* THE REQUEST *
Select from the data all lines with the word "name".

[Figure collection entries]
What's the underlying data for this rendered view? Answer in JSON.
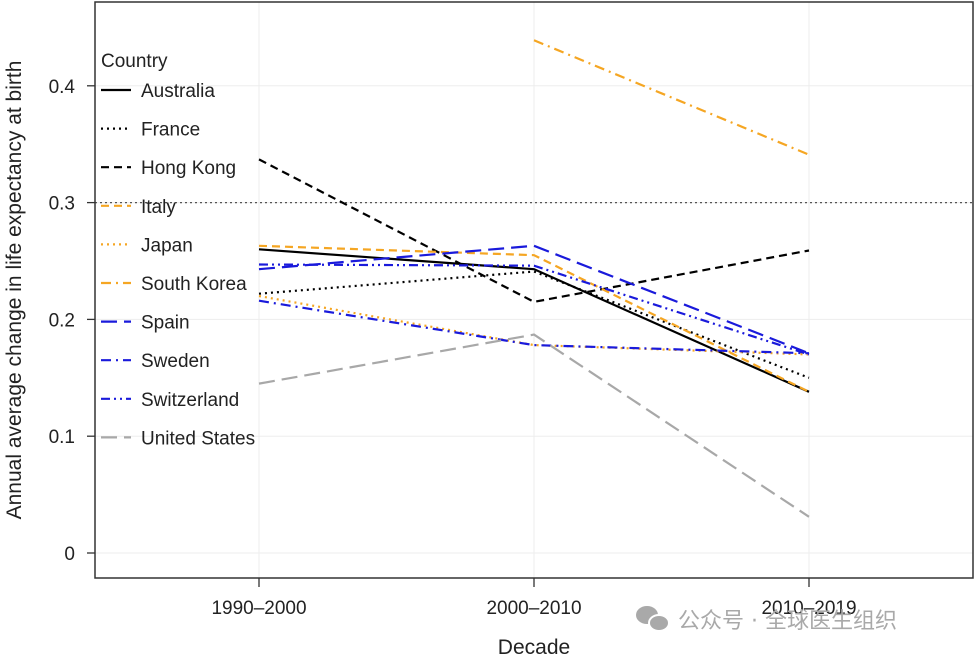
{
  "chart_data": {
    "type": "line",
    "title": "",
    "xlabel": "Decade",
    "ylabel": "Annual average change in life expectancy at birth",
    "categories": [
      "1990–2000",
      "2000–2010",
      "2010–2019"
    ],
    "ylim": [
      -0.022,
      0.47
    ],
    "yticks": [
      0,
      0.1,
      0.2,
      0.3,
      0.4
    ],
    "ytick_labels": [
      "0",
      "0.1",
      "0.2",
      "0.3",
      "0.4"
    ],
    "grid": true,
    "reference_line": {
      "y": 0.3,
      "style": "dotted",
      "color": "#555555"
    },
    "legend": {
      "title": "Country",
      "position": "top-left"
    },
    "series": [
      {
        "name": "Australia",
        "color": "#000000",
        "dash": "solid",
        "values": [
          0.26,
          0.243,
          0.138
        ]
      },
      {
        "name": "France",
        "color": "#000000",
        "dash": "dotted",
        "values": [
          0.222,
          0.241,
          0.15
        ]
      },
      {
        "name": "Hong Kong",
        "color": "#000000",
        "dash": "dashed",
        "values": [
          0.337,
          0.215,
          0.259
        ]
      },
      {
        "name": "Italy",
        "color": "#f5a623",
        "dash": "dashed",
        "values": [
          0.263,
          0.255,
          0.138
        ]
      },
      {
        "name": "Japan",
        "color": "#f5a623",
        "dash": "dotted",
        "values": [
          0.22,
          0.178,
          0.17
        ]
      },
      {
        "name": "South Korea",
        "color": "#f5a623",
        "dash": "dashdot",
        "values": [
          null,
          0.439,
          0.341
        ]
      },
      {
        "name": "Spain",
        "color": "#1a1adb",
        "dash": "longdash",
        "values": [
          0.243,
          0.263,
          0.171
        ]
      },
      {
        "name": "Sweden",
        "color": "#1a1adb",
        "dash": "dashdot",
        "values": [
          0.216,
          0.178,
          0.171
        ]
      },
      {
        "name": "Switzerland",
        "color": "#1a1adb",
        "dash": "dashdotdot",
        "values": [
          0.247,
          0.246,
          0.17
        ]
      },
      {
        "name": "United States",
        "color": "#a8a8a8",
        "dash": "longdash",
        "values": [
          0.145,
          0.187,
          0.031
        ]
      }
    ]
  },
  "watermark": {
    "text": "公众号 · 全球医生组织",
    "icon": "wechat-icon"
  }
}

* ANSWER TO THIS EXERCISE *
        "name": "Australia",
        "name": "France",
        "name": "Hong Kong",
        "name": "Italy",
        "name": "Japan",
        "name": "South Korea",
        "name": "Spain",
        "name": "Sweden",
        "name": "Switzerland",
        "name": "United States",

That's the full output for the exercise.